WORK INSTRUCTIONS >>
Copy out all the lines in the records that include the word "loadings".

--- start MATERIAL SUPPLIED ---

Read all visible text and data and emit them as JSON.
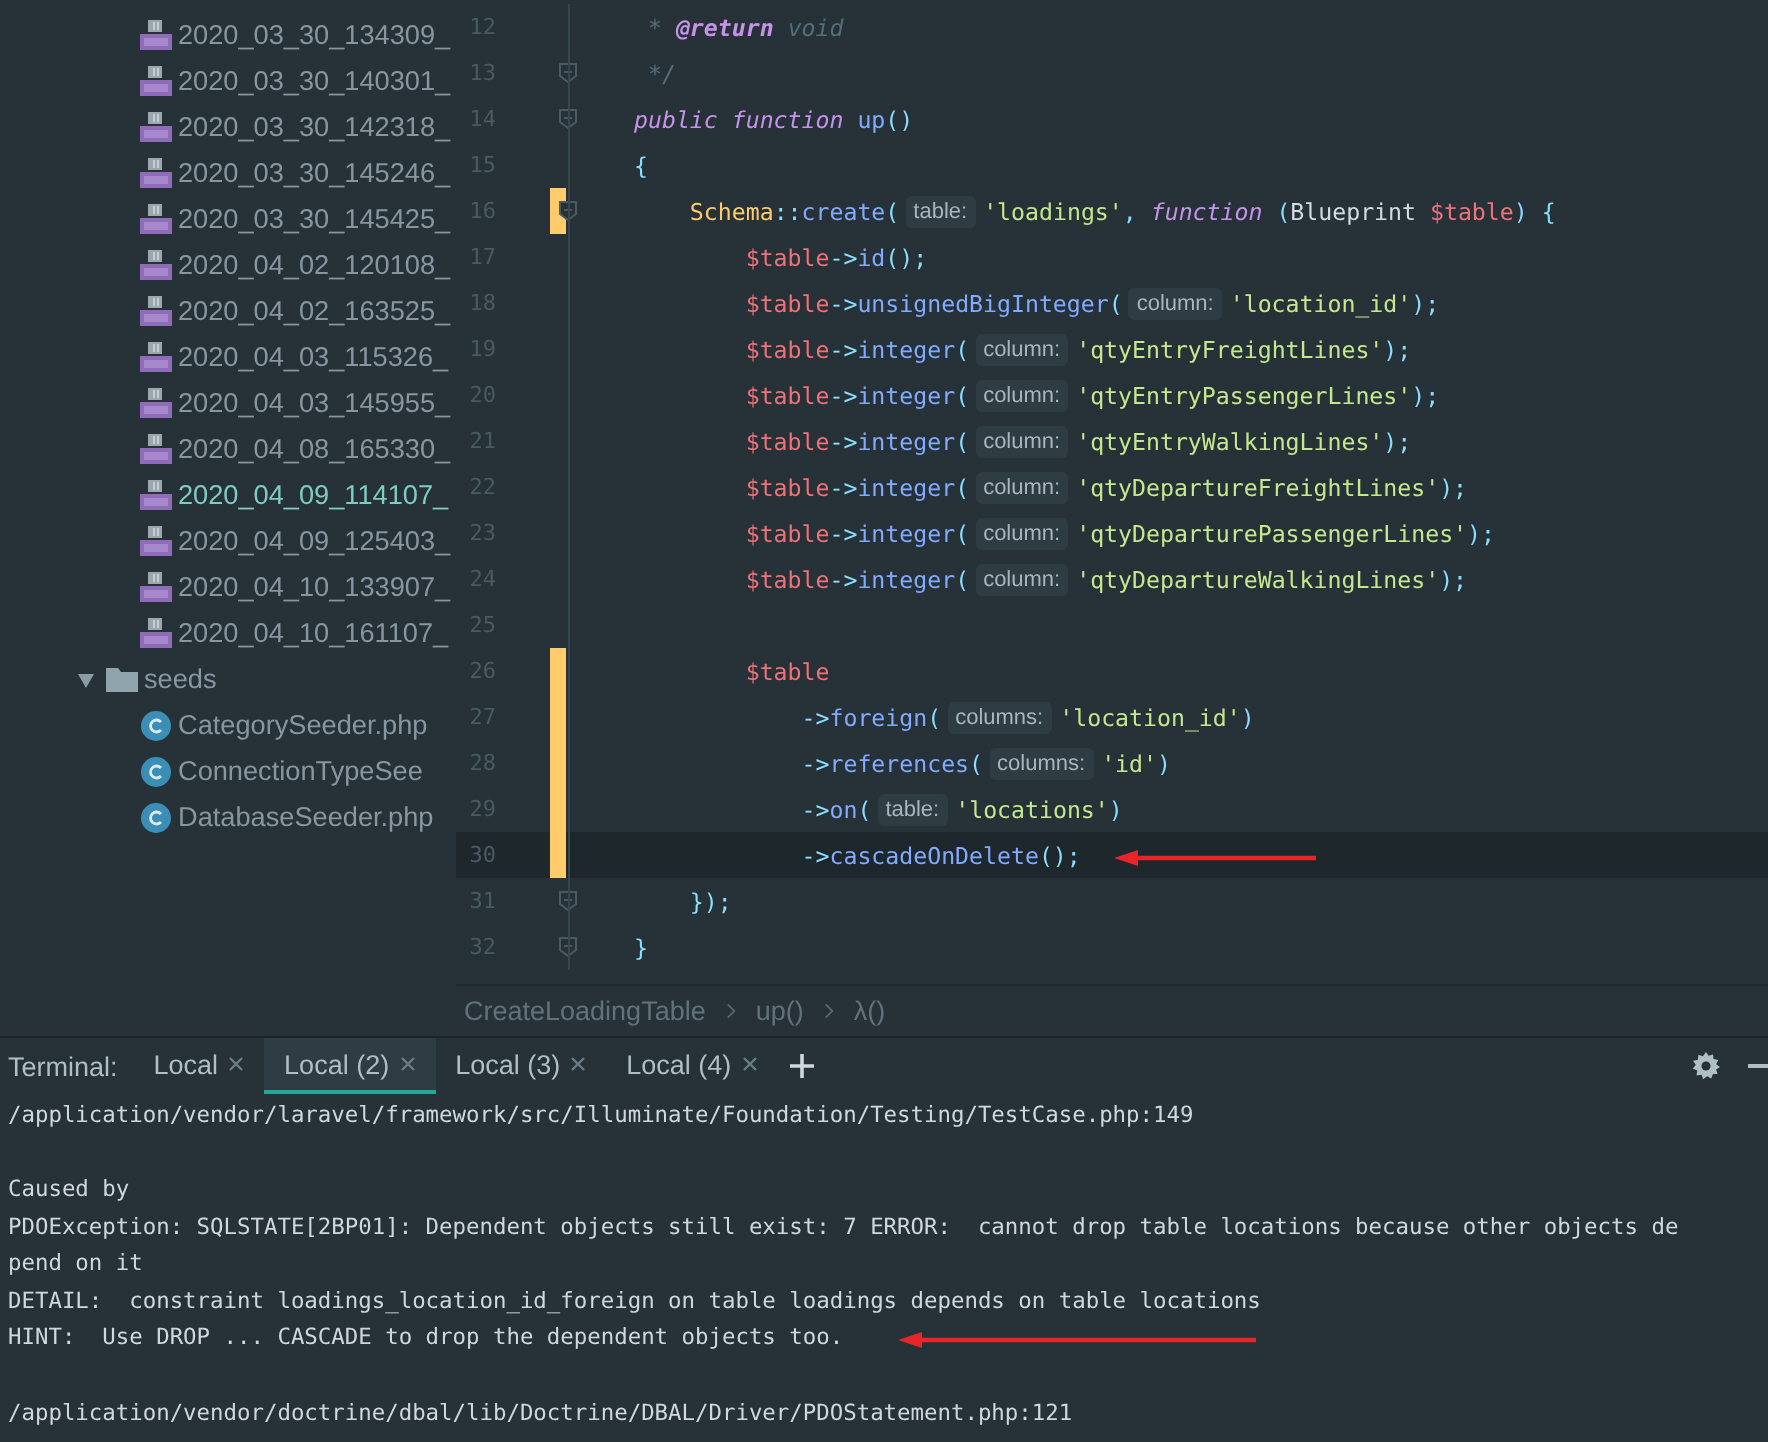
{
  "file_tree": {
    "items": [
      {
        "kind": "php-file",
        "label": "2020_03_30_134309_",
        "highlighted": false
      },
      {
        "kind": "php-file",
        "label": "2020_03_30_140301_",
        "highlighted": false
      },
      {
        "kind": "php-file",
        "label": "2020_03_30_142318_",
        "highlighted": false
      },
      {
        "kind": "php-file",
        "label": "2020_03_30_145246_",
        "highlighted": false
      },
      {
        "kind": "php-file",
        "label": "2020_03_30_145425_",
        "highlighted": false
      },
      {
        "kind": "php-file",
        "label": "2020_04_02_120108_",
        "highlighted": false
      },
      {
        "kind": "php-file",
        "label": "2020_04_02_163525_",
        "highlighted": false
      },
      {
        "kind": "php-file",
        "label": "2020_04_03_115326_",
        "highlighted": false
      },
      {
        "kind": "php-file",
        "label": "2020_04_03_145955_",
        "highlighted": false
      },
      {
        "kind": "php-file",
        "label": "2020_04_08_165330_",
        "highlighted": false
      },
      {
        "kind": "php-file",
        "label": "2020_04_09_114107_",
        "highlighted": true
      },
      {
        "kind": "php-file",
        "label": "2020_04_09_125403_",
        "highlighted": false
      },
      {
        "kind": "php-file",
        "label": "2020_04_10_133907_",
        "highlighted": false
      },
      {
        "kind": "php-file",
        "label": "2020_04_10_161107_",
        "highlighted": false
      },
      {
        "kind": "folder",
        "label": "seeds",
        "highlighted": false,
        "expanded": true,
        "children": [
          {
            "kind": "class-file",
            "label": "CategorySeeder.php",
            "highlighted": false
          },
          {
            "kind": "class-file",
            "label": "ConnectionTypeSee",
            "highlighted": false
          },
          {
            "kind": "class-file",
            "label": "DatabaseSeeder.php",
            "highlighted": false
          }
        ]
      }
    ]
  },
  "editor": {
    "lines": [
      {
        "number": "12",
        "modified": false,
        "current": false,
        "fold": false,
        "arrow": false,
        "tokens": [
          {
            "kind": "comment",
            "text": " * "
          },
          {
            "kind": "doc-tag",
            "text": "@return"
          },
          {
            "kind": "comment",
            "text": " void"
          }
        ]
      },
      {
        "number": "13",
        "modified": false,
        "current": false,
        "fold": true,
        "arrow": false,
        "tokens": [
          {
            "kind": "comment",
            "text": " */"
          }
        ]
      },
      {
        "number": "14",
        "modified": false,
        "current": false,
        "fold": true,
        "arrow": false,
        "tokens": [
          {
            "kind": "keyword",
            "text": "public function "
          },
          {
            "kind": "method",
            "text": "up"
          },
          {
            "kind": "punct",
            "text": "()"
          }
        ]
      },
      {
        "number": "15",
        "modified": false,
        "current": false,
        "fold": false,
        "arrow": false,
        "tokens": [
          {
            "kind": "punct",
            "text": "{"
          }
        ]
      },
      {
        "number": "16",
        "modified": true,
        "current": false,
        "fold": true,
        "arrow": false,
        "tokens": [
          {
            "kind": "class",
            "text": "    Schema"
          },
          {
            "kind": "punct",
            "text": "::"
          },
          {
            "kind": "method",
            "text": "create"
          },
          {
            "kind": "punct",
            "text": "("
          },
          {
            "kind": "hint",
            "text": "table:"
          },
          {
            "kind": "string",
            "text": "'loadings'"
          },
          {
            "kind": "punct",
            "text": ", "
          },
          {
            "kind": "keyword",
            "text": "function"
          },
          {
            "kind": "punct",
            "text": " ("
          },
          {
            "kind": "plain",
            "text": "Blueprint "
          },
          {
            "kind": "var",
            "text": "$table"
          },
          {
            "kind": "punct",
            "text": ") {"
          }
        ]
      },
      {
        "number": "17",
        "modified": false,
        "current": false,
        "fold": false,
        "arrow": false,
        "tokens": [
          {
            "kind": "var",
            "text": "        $table"
          },
          {
            "kind": "punct",
            "text": "->"
          },
          {
            "kind": "method",
            "text": "id"
          },
          {
            "kind": "punct",
            "text": "();"
          }
        ]
      },
      {
        "number": "18",
        "modified": false,
        "current": false,
        "fold": false,
        "arrow": false,
        "tokens": [
          {
            "kind": "var",
            "text": "        $table"
          },
          {
            "kind": "punct",
            "text": "->"
          },
          {
            "kind": "method",
            "text": "unsignedBigInteger"
          },
          {
            "kind": "punct",
            "text": "("
          },
          {
            "kind": "hint",
            "text": "column:"
          },
          {
            "kind": "string",
            "text": "'location_id'"
          },
          {
            "kind": "punct",
            "text": ");"
          }
        ]
      },
      {
        "number": "19",
        "modified": false,
        "current": false,
        "fold": false,
        "arrow": false,
        "tokens": [
          {
            "kind": "var",
            "text": "        $table"
          },
          {
            "kind": "punct",
            "text": "->"
          },
          {
            "kind": "method",
            "text": "integer"
          },
          {
            "kind": "punct",
            "text": "("
          },
          {
            "kind": "hint",
            "text": "column:"
          },
          {
            "kind": "string",
            "text": "'qtyEntryFreightLines'"
          },
          {
            "kind": "punct",
            "text": ");"
          }
        ]
      },
      {
        "number": "20",
        "modified": false,
        "current": false,
        "fold": false,
        "arrow": false,
        "tokens": [
          {
            "kind": "var",
            "text": "        $table"
          },
          {
            "kind": "punct",
            "text": "->"
          },
          {
            "kind": "method",
            "text": "integer"
          },
          {
            "kind": "punct",
            "text": "("
          },
          {
            "kind": "hint",
            "text": "column:"
          },
          {
            "kind": "string",
            "text": "'qtyEntryPassengerLines'"
          },
          {
            "kind": "punct",
            "text": ");"
          }
        ]
      },
      {
        "number": "21",
        "modified": false,
        "current": false,
        "fold": false,
        "arrow": false,
        "tokens": [
          {
            "kind": "var",
            "text": "        $table"
          },
          {
            "kind": "punct",
            "text": "->"
          },
          {
            "kind": "method",
            "text": "integer"
          },
          {
            "kind": "punct",
            "text": "("
          },
          {
            "kind": "hint",
            "text": "column:"
          },
          {
            "kind": "string",
            "text": "'qtyEntryWalkingLines'"
          },
          {
            "kind": "punct",
            "text": ");"
          }
        ]
      },
      {
        "number": "22",
        "modified": false,
        "current": false,
        "fold": false,
        "arrow": false,
        "tokens": [
          {
            "kind": "var",
            "text": "        $table"
          },
          {
            "kind": "punct",
            "text": "->"
          },
          {
            "kind": "method",
            "text": "integer"
          },
          {
            "kind": "punct",
            "text": "("
          },
          {
            "kind": "hint",
            "text": "column:"
          },
          {
            "kind": "string",
            "text": "'qtyDepartureFreightLines'"
          },
          {
            "kind": "punct",
            "text": ");"
          }
        ]
      },
      {
        "number": "23",
        "modified": false,
        "current": false,
        "fold": false,
        "arrow": false,
        "tokens": [
          {
            "kind": "var",
            "text": "        $table"
          },
          {
            "kind": "punct",
            "text": "->"
          },
          {
            "kind": "method",
            "text": "integer"
          },
          {
            "kind": "punct",
            "text": "("
          },
          {
            "kind": "hint",
            "text": "column:"
          },
          {
            "kind": "string",
            "text": "'qtyDeparturePassengerLines'"
          },
          {
            "kind": "punct",
            "text": ");"
          }
        ]
      },
      {
        "number": "24",
        "modified": false,
        "current": false,
        "fold": false,
        "arrow": false,
        "tokens": [
          {
            "kind": "var",
            "text": "        $table"
          },
          {
            "kind": "punct",
            "text": "->"
          },
          {
            "kind": "method",
            "text": "integer"
          },
          {
            "kind": "punct",
            "text": "("
          },
          {
            "kind": "hint",
            "text": "column:"
          },
          {
            "kind": "string",
            "text": "'qtyDepartureWalkingLines'"
          },
          {
            "kind": "punct",
            "text": ");"
          }
        ]
      },
      {
        "number": "25",
        "modified": false,
        "current": false,
        "fold": false,
        "arrow": false
      },
      {
        "number": "26",
        "modified": true,
        "current": false,
        "fold": false,
        "arrow": false,
        "tokens": [
          {
            "kind": "var",
            "text": "        $table"
          }
        ]
      },
      {
        "number": "27",
        "modified": true,
        "current": false,
        "fold": false,
        "arrow": false,
        "tokens": [
          {
            "kind": "punct",
            "text": "            ->"
          },
          {
            "kind": "method",
            "text": "foreign"
          },
          {
            "kind": "punct",
            "text": "("
          },
          {
            "kind": "hint",
            "text": "columns:"
          },
          {
            "kind": "string",
            "text": "'location_id'"
          },
          {
            "kind": "punct",
            "text": ")"
          }
        ]
      },
      {
        "number": "28",
        "modified": true,
        "current": false,
        "fold": false,
        "arrow": false,
        "tokens": [
          {
            "kind": "punct",
            "text": "            ->"
          },
          {
            "kind": "method",
            "text": "references"
          },
          {
            "kind": "punct",
            "text": "("
          },
          {
            "kind": "hint",
            "text": "columns:"
          },
          {
            "kind": "string",
            "text": "'id'"
          },
          {
            "kind": "punct",
            "text": ")"
          }
        ]
      },
      {
        "number": "29",
        "modified": true,
        "current": false,
        "fold": false,
        "arrow": false,
        "tokens": [
          {
            "kind": "punct",
            "text": "            ->"
          },
          {
            "kind": "method",
            "text": "on"
          },
          {
            "kind": "punct",
            "text": "("
          },
          {
            "kind": "hint",
            "text": "table:"
          },
          {
            "kind": "string",
            "text": "'locations'"
          },
          {
            "kind": "punct",
            "text": ")"
          }
        ]
      },
      {
        "number": "30",
        "modified": true,
        "current": true,
        "fold": false,
        "arrow": true,
        "tokens": [
          {
            "kind": "punct",
            "text": "            ->"
          },
          {
            "kind": "method",
            "text": "cascadeOnDelete"
          },
          {
            "kind": "punct",
            "text": "();"
          }
        ]
      },
      {
        "number": "31",
        "modified": false,
        "current": false,
        "fold": true,
        "arrow": false,
        "tokens": [
          {
            "kind": "punct",
            "text": "    });"
          }
        ]
      },
      {
        "number": "32",
        "modified": false,
        "current": false,
        "fold": true,
        "arrow": false,
        "tokens": [
          {
            "kind": "punct",
            "text": "}"
          }
        ]
      }
    ]
  },
  "breadcrumb": [
    "CreateLoadingTable",
    "up()",
    "λ()"
  ],
  "terminal": {
    "label": "Terminal:",
    "tabs": [
      {
        "label": "Local",
        "selected": false
      },
      {
        "label": "Local (2)",
        "selected": true
      },
      {
        "label": "Local (3)",
        "selected": false
      },
      {
        "label": "Local (4)",
        "selected": false
      }
    ],
    "lines": [
      {
        "kind": "text",
        "arrow": false,
        "text": "/application/vendor/laravel/framework/src/Illuminate/Foundation/Testing/TestCase.php:149"
      },
      {
        "kind": "blank",
        "arrow": false
      },
      {
        "kind": "text",
        "arrow": false,
        "text": "Caused by"
      },
      {
        "kind": "text",
        "arrow": false,
        "text": "PDOException: SQLSTATE[2BP01]: Dependent objects still exist: 7 ERROR:  cannot drop table locations because other objects de"
      },
      {
        "kind": "text",
        "arrow": false,
        "text": "pend on it"
      },
      {
        "kind": "text",
        "arrow": false,
        "text": "DETAIL:  constraint loadings_location_id_foreign on table loadings depends on table locations"
      },
      {
        "kind": "text",
        "arrow": true,
        "text": "HINT:  Use DROP ... CASCADE to drop the dependent objects too."
      },
      {
        "kind": "blank",
        "arrow": false
      },
      {
        "kind": "text",
        "arrow": false,
        "text": "/application/vendor/doctrine/dbal/lib/Doctrine/DBAL/Driver/PDOStatement.php:121"
      }
    ]
  }
}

--- end MATERIAL SUPPLIED ---

EXERCISE RESPONSE >>
            "text": "'loadings'"
        "text": "DETAIL:  constraint loadings_location_id_foreign on table loadings depends on table locations"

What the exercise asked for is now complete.